(RECORDS FOR THE EXERCISE)
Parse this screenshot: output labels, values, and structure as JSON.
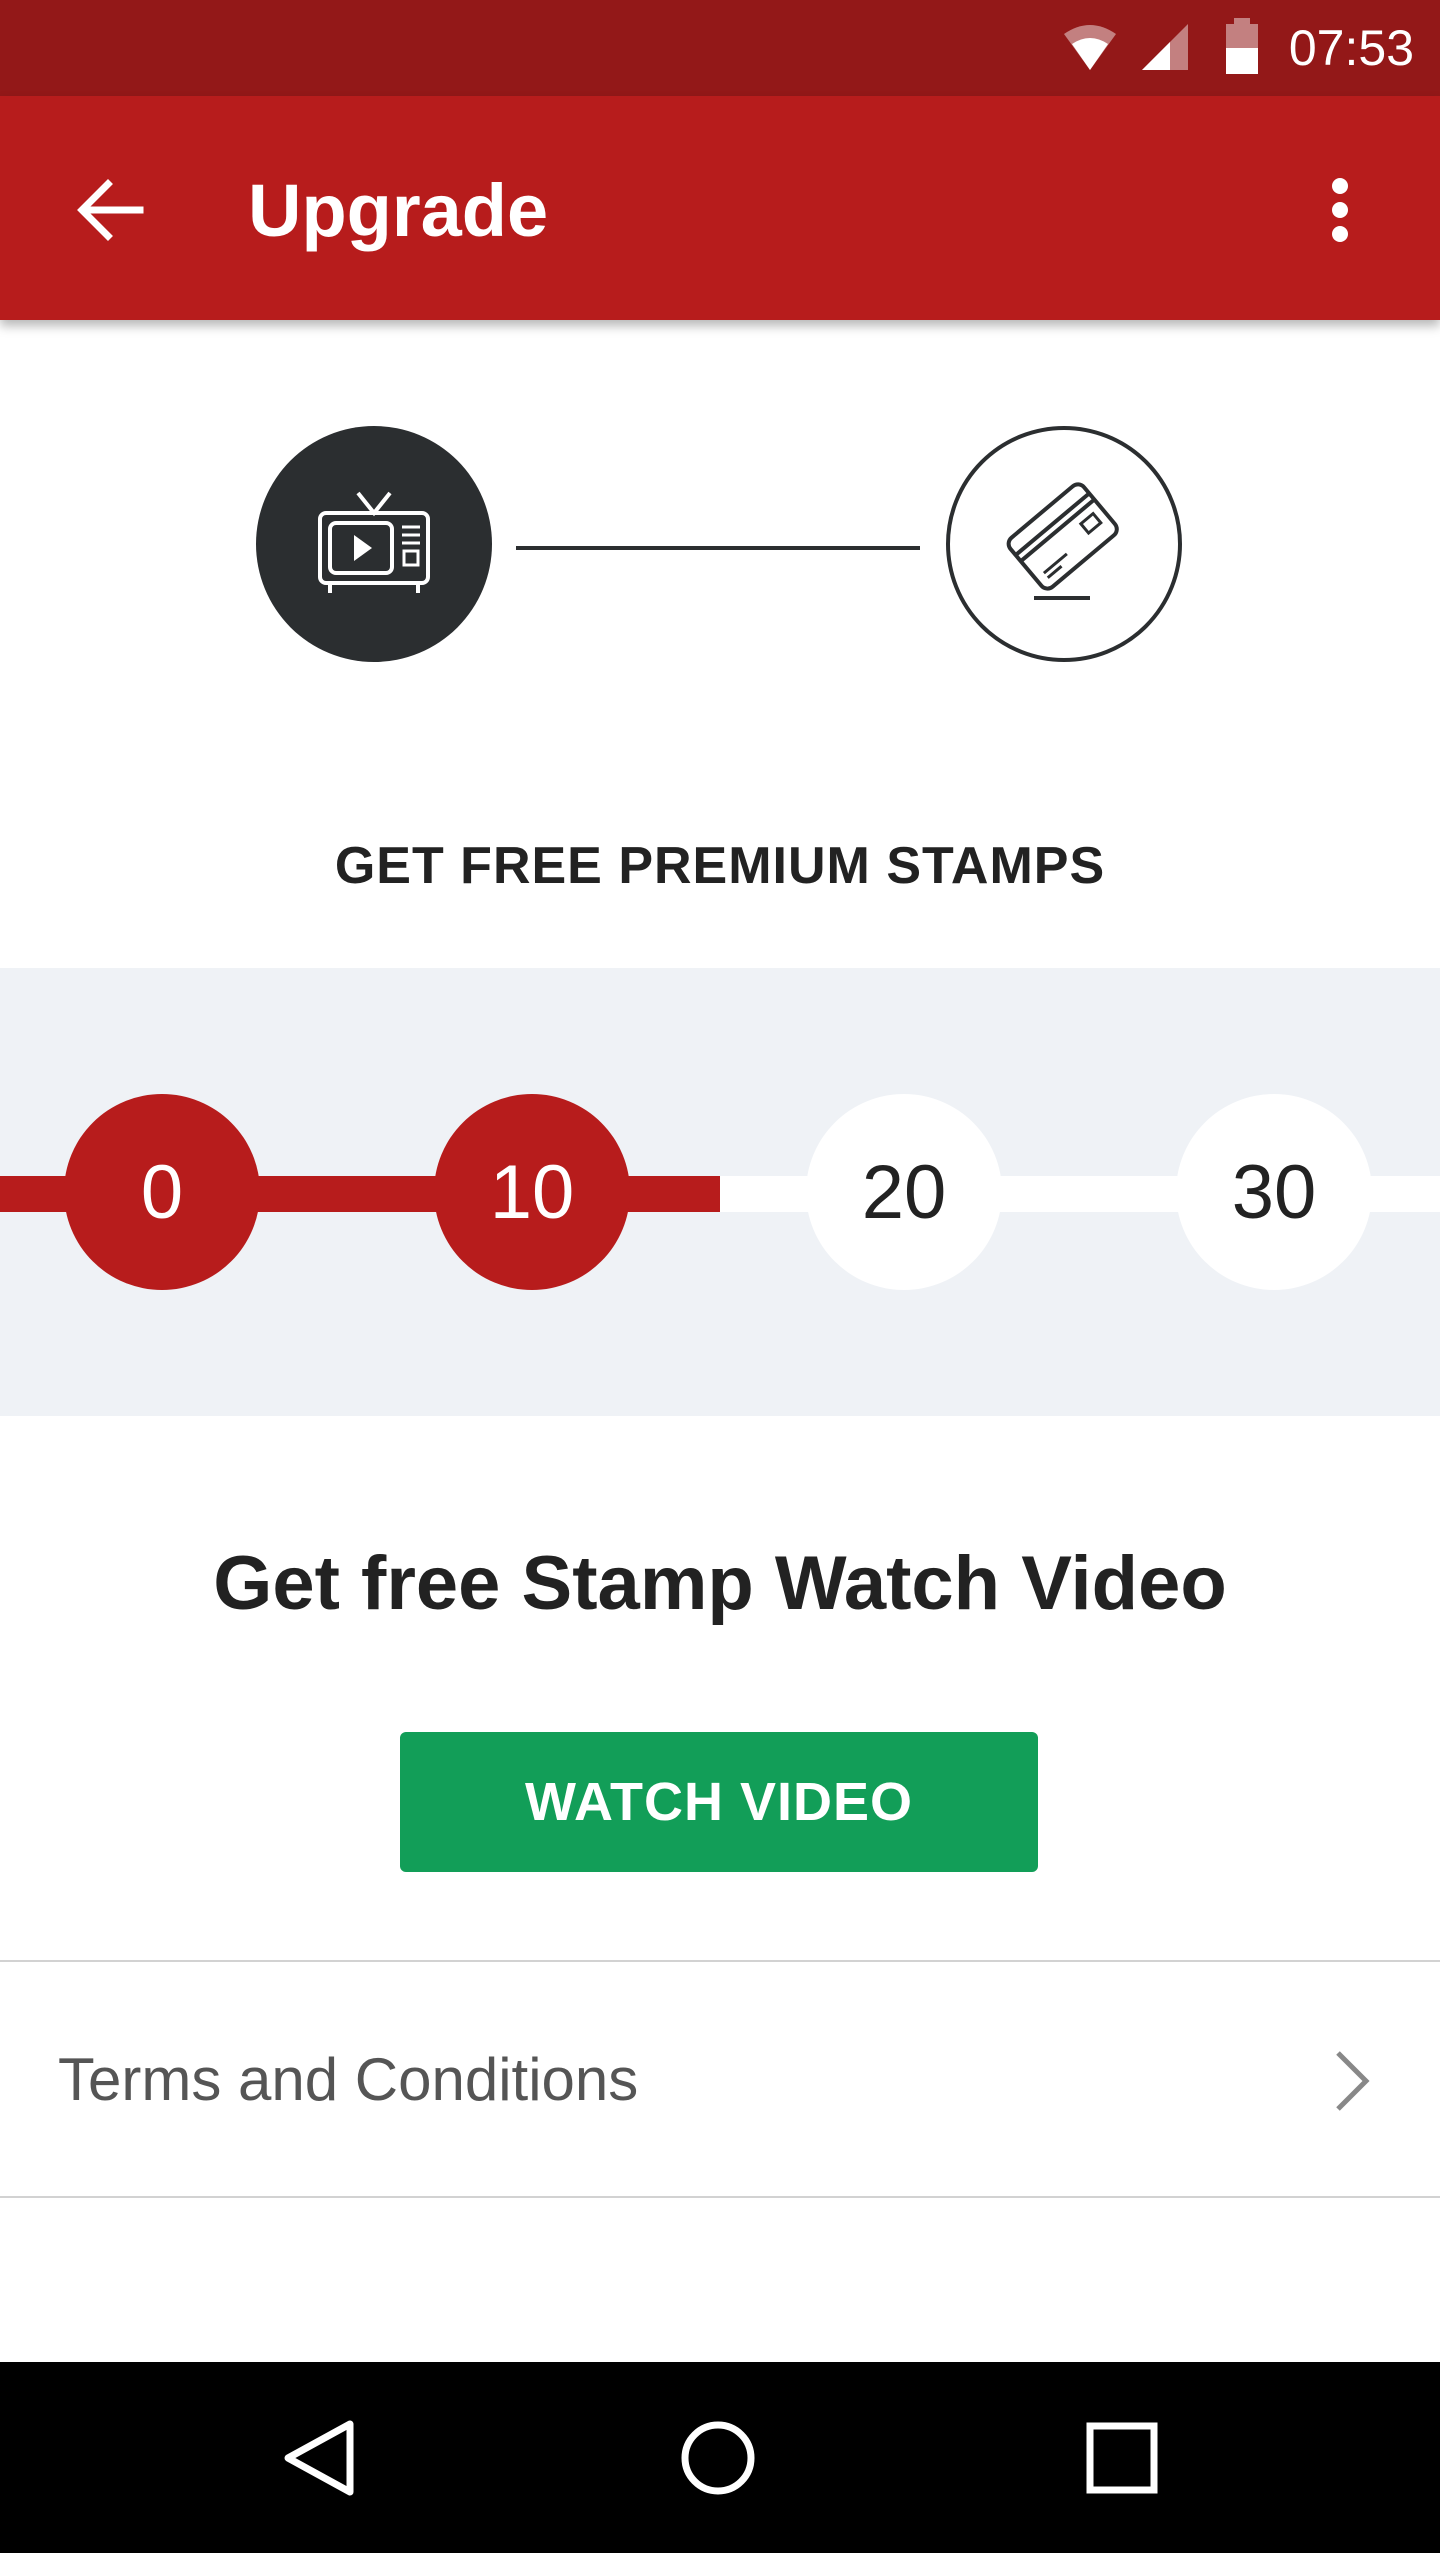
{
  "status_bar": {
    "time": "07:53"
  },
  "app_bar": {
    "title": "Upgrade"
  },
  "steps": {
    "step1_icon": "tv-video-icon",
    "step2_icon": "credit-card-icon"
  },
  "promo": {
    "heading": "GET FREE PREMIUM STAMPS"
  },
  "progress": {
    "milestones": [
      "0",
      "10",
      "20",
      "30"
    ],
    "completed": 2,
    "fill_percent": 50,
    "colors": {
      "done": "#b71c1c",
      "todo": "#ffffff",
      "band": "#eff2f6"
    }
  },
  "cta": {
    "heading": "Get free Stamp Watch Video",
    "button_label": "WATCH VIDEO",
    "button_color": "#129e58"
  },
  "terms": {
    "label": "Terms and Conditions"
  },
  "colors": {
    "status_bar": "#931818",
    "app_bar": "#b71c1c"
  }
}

(GOAL OF THE EXERCISE) Keep the pictures out of your copy, and repeat every entry above exactly.

(SOLUTION FOR THIS EXERCISE)
Parse this screenshot: output labels, values, and structure as JSON.
{
  "status_bar": {
    "time": "07:53"
  },
  "app_bar": {
    "title": "Upgrade"
  },
  "steps": {
    "step1_icon": "tv-video-icon",
    "step2_icon": "credit-card-icon"
  },
  "promo": {
    "heading": "GET FREE PREMIUM STAMPS"
  },
  "progress": {
    "milestones": [
      "0",
      "10",
      "20",
      "30"
    ],
    "completed": 2,
    "fill_percent": 50,
    "colors": {
      "done": "#b71c1c",
      "todo": "#ffffff",
      "band": "#eff2f6"
    }
  },
  "cta": {
    "heading": "Get free Stamp Watch Video",
    "button_label": "WATCH VIDEO",
    "button_color": "#129e58"
  },
  "terms": {
    "label": "Terms and Conditions"
  },
  "colors": {
    "status_bar": "#931818",
    "app_bar": "#b71c1c"
  }
}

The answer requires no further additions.